** The task **
Retype the passage of the blog post on "girl problems" in young adult fiction from "Love this post." to "wish-fulfillment and romance.".

Is it because I, too, have silenced her voice in my own reading?

Or is it because I’m trying to making statement about the palatability and the importance of problems in these stories, even though it’s far from intention on my part to do so? 

Many times I think we go much easier on our male main characters than our female ones. We don’t have an easily-created “unlikable male characters” book list. We forgive tragic back story much easier (note that male characters don’t often have a back story where they were a victim of rape, sexual assault, or sexual abuse — big, heavy, hard-to-take female back stories that are so often dismissed as “tragic” or “easy” or “lazy” back story). I’ve found myself thinking a lot lately about those books about boy main characters — those I’ve loved, especially — and wonder what the reactions would be toward the behaviors and stories would be if it were instead a female main character. Would they be memorable? Or would they be disposable? Or would they face harder challenges? Or would it be easier? 

There is a lot here, and there is a lot more I can’t say because I don’t have the words to sort through my thoughts on this topic. But I keep going back to the Hubbard quote, and I keep coming back to what Nelson notes in her post about Elizabeth Gilbert. 

Despite many of the books being about “girl problems,” there’s no such thing as “girl problems.” These are people problems. And if we keep devaluing people problems by calling them “girl problems” or “typical girl problems,” we inherently devalue the girl. We keep her silenced. We keep her from making choices and pursuing her destiny on her own terms. We make her an every girl. And we keep her scared that she’s always going to be just a teenage girl.

Filed Under: female characters, feminism, Uncategorized, Young Adult

Comments

  1. Lauren Claymon says

    June 21, 2013 at 3:17 am

    Love this post. So many thoughts–like how all the books I'd say shaped me as a person have girls and their "girl problems" at the center–but more thinking needs to be done on my part. However, I would like to say that I think Sarah Dessen has already written a Printz medal or Printz honor book–DREAMLAND. Freaking awesome book that makes you think AND feel all the feels.

  2. Anna (I Am Here for This!) says

    June 21, 2013 at 3:20 am

    RE: Sarah Dessen and The Moon and More, I've been fascinated by the reactions to the fact that Dessen, in this case, deviated slightly from her "formula" by writing a non swoon-worthy love interest for Emaline, one who operates more in service to the central themes of family and parents more than he does in service of wish-fulfillment and romance.

    It's almost as though we'll knock an author for being formulaic, but then cry foul as soon as she does something different. Hmmmmm.

    P.S. Amazing post, as always.

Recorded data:
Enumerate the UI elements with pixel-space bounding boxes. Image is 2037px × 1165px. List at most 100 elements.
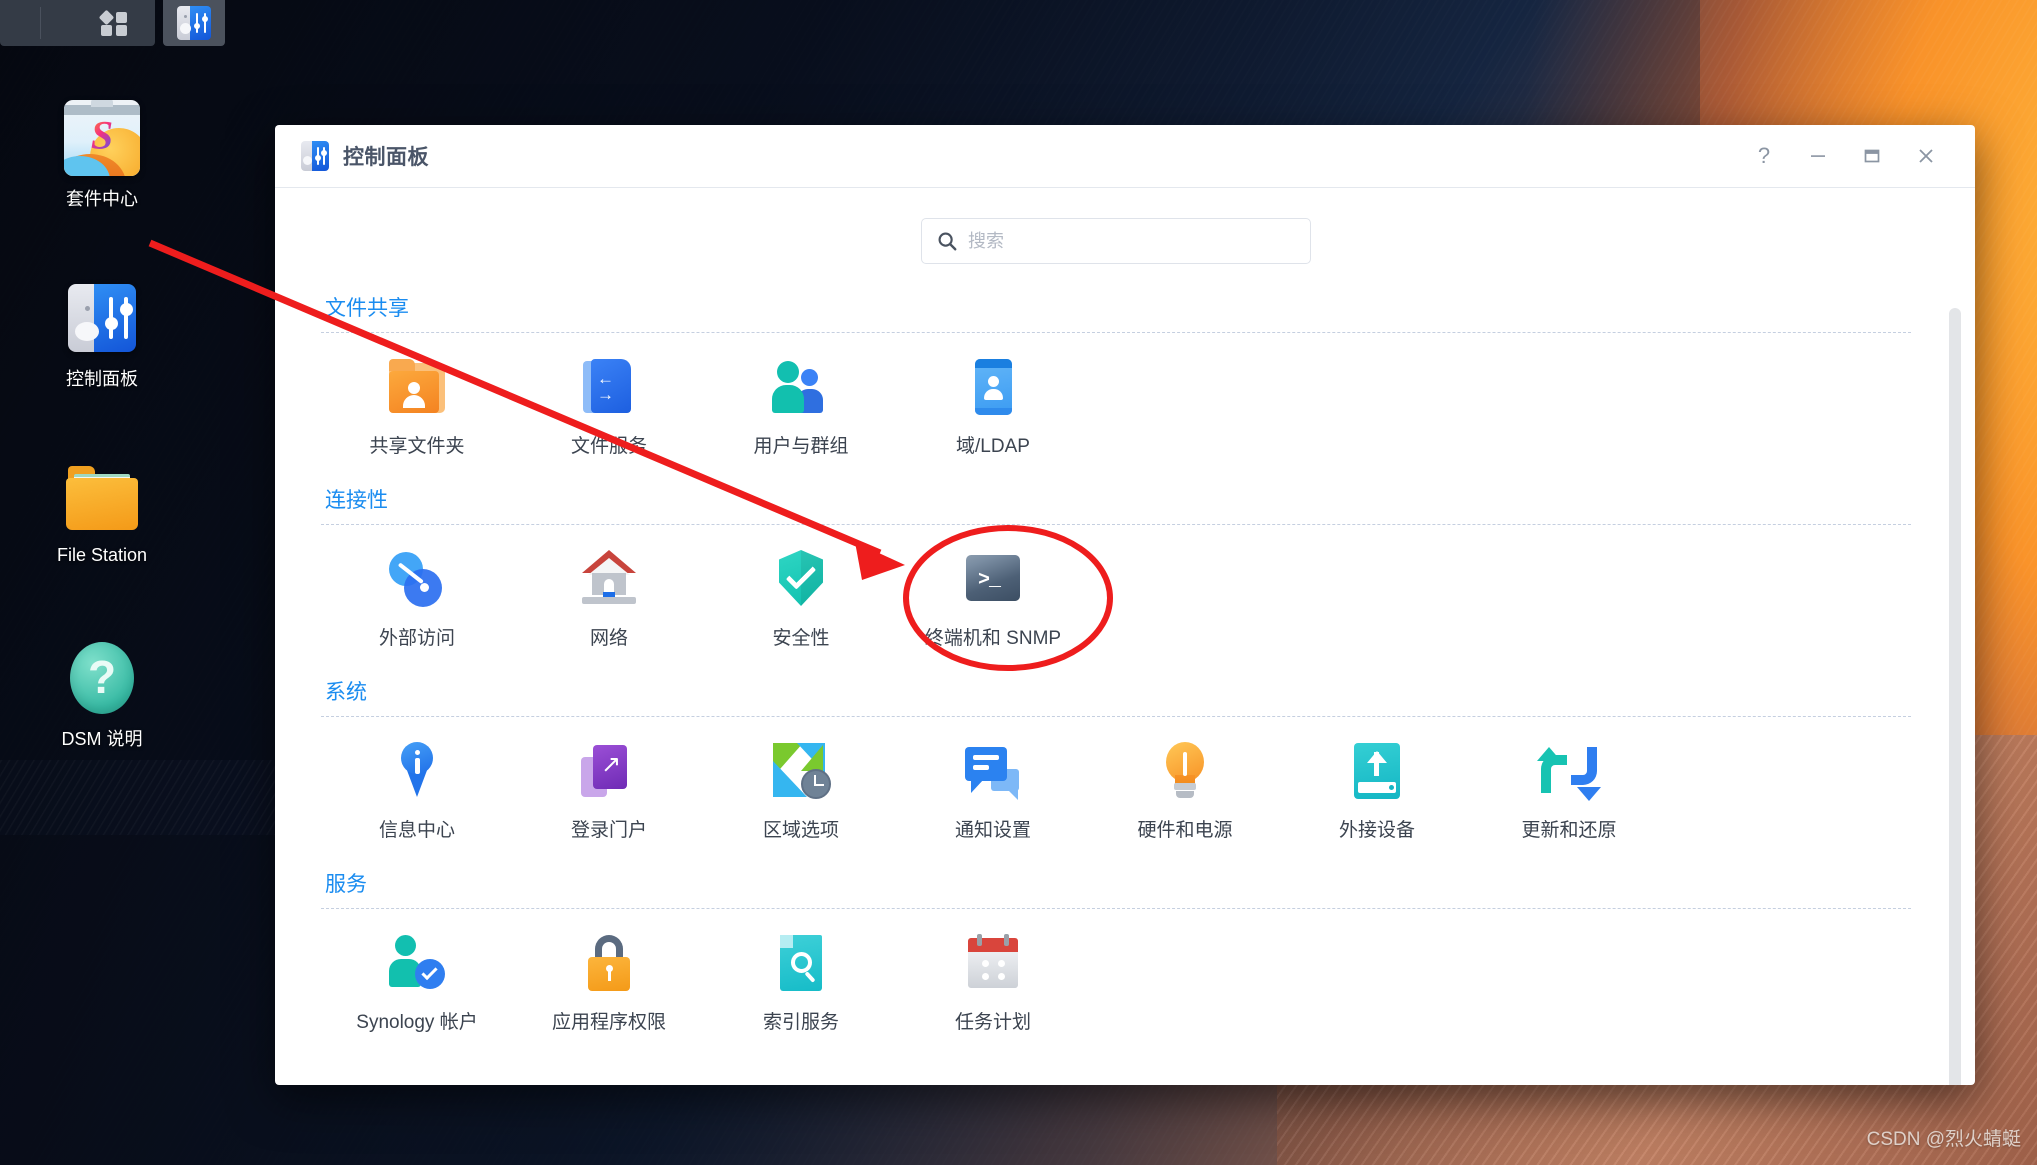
tile-label: 用户与群组 xyxy=(753,436,849,457)
tile-external-devices[interactable]: 外接设备 xyxy=(1281,735,1473,842)
close-icon xyxy=(1919,149,1933,163)
terminal-snmp-icon: >_ xyxy=(963,549,1023,609)
window-controls: ? xyxy=(1737,134,1975,178)
tile-label: 域/LDAP xyxy=(956,436,1030,457)
section-tiles: 信息中心 ↗ 登录门户 区域选项 通知设置 硬件和电源 外接设备 更新和还原 xyxy=(321,735,1911,842)
section-divider xyxy=(321,908,1911,909)
control-panel-scroll-content: 文件共享 共享文件夹 ←→ xyxy=(275,188,1975,1085)
minimize-button[interactable] xyxy=(1791,134,1845,178)
login-portal-icon: ↗ xyxy=(579,741,639,801)
section-title: 系统 xyxy=(325,681,367,704)
desktop-icon-package-center[interactable]: S 套件中心 xyxy=(22,100,182,211)
tile-label: Synology 帐户 xyxy=(356,1012,478,1033)
tile-app-privileges[interactable]: 应用程序权限 xyxy=(513,927,705,1034)
section-title: 文件共享 xyxy=(325,297,409,320)
notification-icon xyxy=(963,741,1023,801)
desktop-icon-label: DSM 说明 xyxy=(61,729,143,749)
window-titlebar: 控制面板 ? xyxy=(275,125,1975,187)
update-restore-icon xyxy=(1537,741,1601,801)
control-panel-icon xyxy=(177,6,211,40)
search-icon xyxy=(938,232,957,251)
shared-folder-icon xyxy=(387,357,447,417)
tile-label: 应用程序权限 xyxy=(551,1012,666,1033)
tile-label: 索引服务 xyxy=(762,1012,839,1033)
search-row xyxy=(321,218,1911,264)
grid-apps-icon xyxy=(98,9,127,36)
vertical-scrollbar[interactable] xyxy=(1949,308,1961,1085)
tile-label: 文件服务 xyxy=(570,436,647,457)
close-button[interactable] xyxy=(1899,134,1953,178)
regional-options-icon xyxy=(771,741,831,801)
tile-label: 信息中心 xyxy=(378,820,455,841)
section-file-sharing: 文件共享 共享文件夹 ← → 文件服务 用户与群组 域/LDAP xyxy=(321,292,1911,458)
tile-label: 区域选项 xyxy=(762,820,839,841)
tile-file-services[interactable]: ← → 文件服务 xyxy=(513,351,705,458)
tile-shared-folder[interactable]: 共享文件夹 xyxy=(321,351,513,458)
folder-icon xyxy=(64,460,140,536)
desktop-icon-label: File Station xyxy=(56,545,148,565)
control-panel-window: 控制面板 ? 搜索 文件共享 共享文件夹 ← → 文件服务 用户与群组 域/LD… xyxy=(275,125,1975,1085)
network-icon xyxy=(579,549,639,609)
tile-users-groups[interactable]: 用户与群组 xyxy=(705,351,897,458)
section-title: 服务 xyxy=(325,873,367,896)
file-services-icon: ← → xyxy=(579,357,639,417)
package-center-icon: S xyxy=(64,100,140,176)
watermark-text: CSDN @烈火蜻蜓 xyxy=(1866,1129,2021,1150)
section-divider xyxy=(321,524,1911,525)
maximize-button[interactable] xyxy=(1845,134,1899,178)
taskbar-item-control-panel[interactable] xyxy=(163,0,225,46)
tile-security[interactable]: 安全性 xyxy=(705,543,897,650)
section-tiles: 共享文件夹 ← → 文件服务 用户与群组 域/LDAP xyxy=(321,351,1911,458)
search-box[interactable] xyxy=(921,218,1311,264)
tile-hardware-power[interactable]: 硬件和电源 xyxy=(1089,735,1281,842)
section-tiles: 外部访问 网络 安全性 >_ 终端机和 SNMP xyxy=(321,543,1911,650)
tile-indexing-service[interactable]: 索引服务 xyxy=(705,927,897,1034)
tile-label: 安全性 xyxy=(772,628,830,649)
tile-label: 共享文件夹 xyxy=(369,436,465,457)
tile-synology-account[interactable]: Synology 帐户 xyxy=(321,927,513,1034)
tile-label: 任务计划 xyxy=(954,1012,1031,1033)
tile-network[interactable]: 网络 xyxy=(513,543,705,650)
desktop-icon-dsm-help[interactable]: ? DSM 说明 xyxy=(22,640,182,751)
tile-label: 通知设置 xyxy=(954,820,1031,841)
tile-label: 外部访问 xyxy=(378,628,455,649)
control-panel-icon xyxy=(301,141,329,171)
synology-account-icon xyxy=(387,933,447,993)
control-panel-icon xyxy=(64,280,140,356)
desktop-icon-label: 控制面板 xyxy=(66,369,138,389)
tile-notification[interactable]: 通知设置 xyxy=(897,735,1089,842)
hardware-power-icon xyxy=(1155,741,1215,801)
tile-domain-ldap[interactable]: 域/LDAP xyxy=(897,351,1089,458)
section-tiles: Synology 帐户 应用程序权限 索引服务 任务计划 xyxy=(321,927,1911,1034)
tile-label: 外接设备 xyxy=(1338,820,1415,841)
tile-update-restore[interactable]: 更新和还原 xyxy=(1473,735,1665,842)
taskbar xyxy=(0,0,225,46)
minimize-icon xyxy=(1811,155,1825,157)
question-mark-icon: ? xyxy=(1757,143,1771,168)
tile-label: 网络 xyxy=(589,628,628,649)
domain-ldap-icon xyxy=(963,357,1023,417)
tile-label: 登录门户 xyxy=(570,820,647,841)
maximize-icon xyxy=(1864,149,1880,163)
section-divider xyxy=(321,716,1911,717)
users-groups-icon xyxy=(771,357,831,417)
security-shield-icon xyxy=(771,549,831,609)
desktop-icon-file-station[interactable]: File Station xyxy=(22,460,182,566)
taskbar-divider xyxy=(40,7,41,39)
desktop-icon-label: 套件中心 xyxy=(66,189,138,209)
tile-label: 硬件和电源 xyxy=(1137,820,1233,841)
help-button[interactable]: ? xyxy=(1737,134,1791,178)
question-mark-icon: ? xyxy=(64,640,140,716)
desktop-icon-control-panel[interactable]: 控制面板 xyxy=(22,280,182,391)
tile-regional-options[interactable]: 区域选项 xyxy=(705,735,897,842)
tile-login-portal[interactable]: ↗ 登录门户 xyxy=(513,735,705,842)
tile-info-center[interactable]: 信息中心 xyxy=(321,735,513,842)
section-system: 系统 信息中心 ↗ 登录门户 区域选项 通知设置 硬件和电源 外接设备 更新和还… xyxy=(321,676,1911,842)
tile-label: 终端机和 SNMP xyxy=(924,628,1062,649)
tile-external-access[interactable]: 外部访问 xyxy=(321,543,513,650)
tile-terminal-snmp[interactable]: >_ 终端机和 SNMP xyxy=(897,543,1089,650)
taskbar-apps-button[interactable] xyxy=(0,0,155,46)
search-input[interactable] xyxy=(968,230,1296,252)
tile-task-scheduler[interactable]: 任务计划 xyxy=(897,927,1089,1034)
control-panel-body: 文件共享 共享文件夹 ←→ xyxy=(275,188,1975,1085)
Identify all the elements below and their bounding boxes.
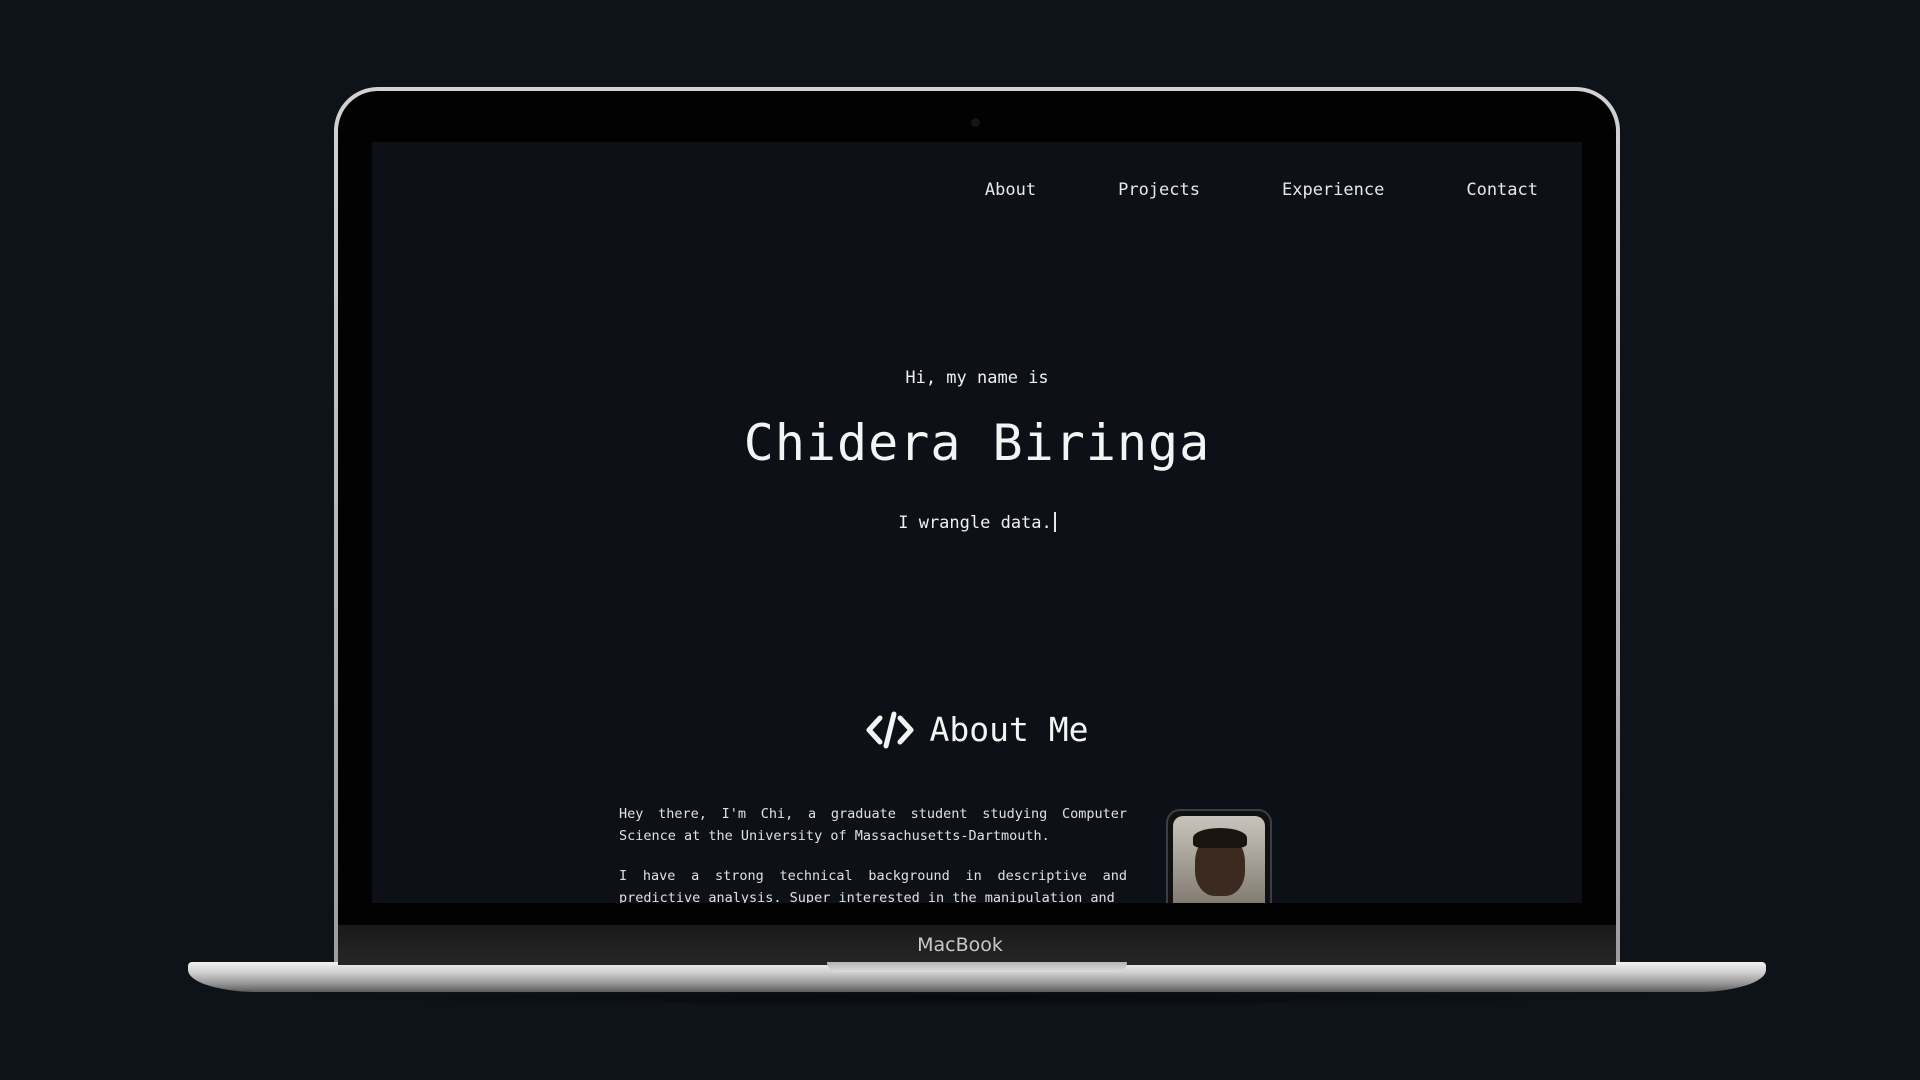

** Exercise solution **
Love this post. So many thoughts–like how all the books I'd say shaped me as a person have girls and their "girl problems" at the center–but more thinking needs to be done on my part. However, I would like to say that I think Sarah Dessen has already written a Printz medal or Printz honor book–DREAMLAND. Freaking awesome book that makes you think AND feel all the feels.

  2. Anna (I Am Here for This!) says

    June 21, 2013 at 3:20 am

    RE: Sarah Dessen and The Moon and More, I've been fascinated by the reactions to the fact that Dessen, in this case, deviated slightly from her "formula" by writing a non swoon-worthy love interest for Emaline, one who operates more in service to the central themes of family and parents more than he does in service of wish-fulfillment and romance.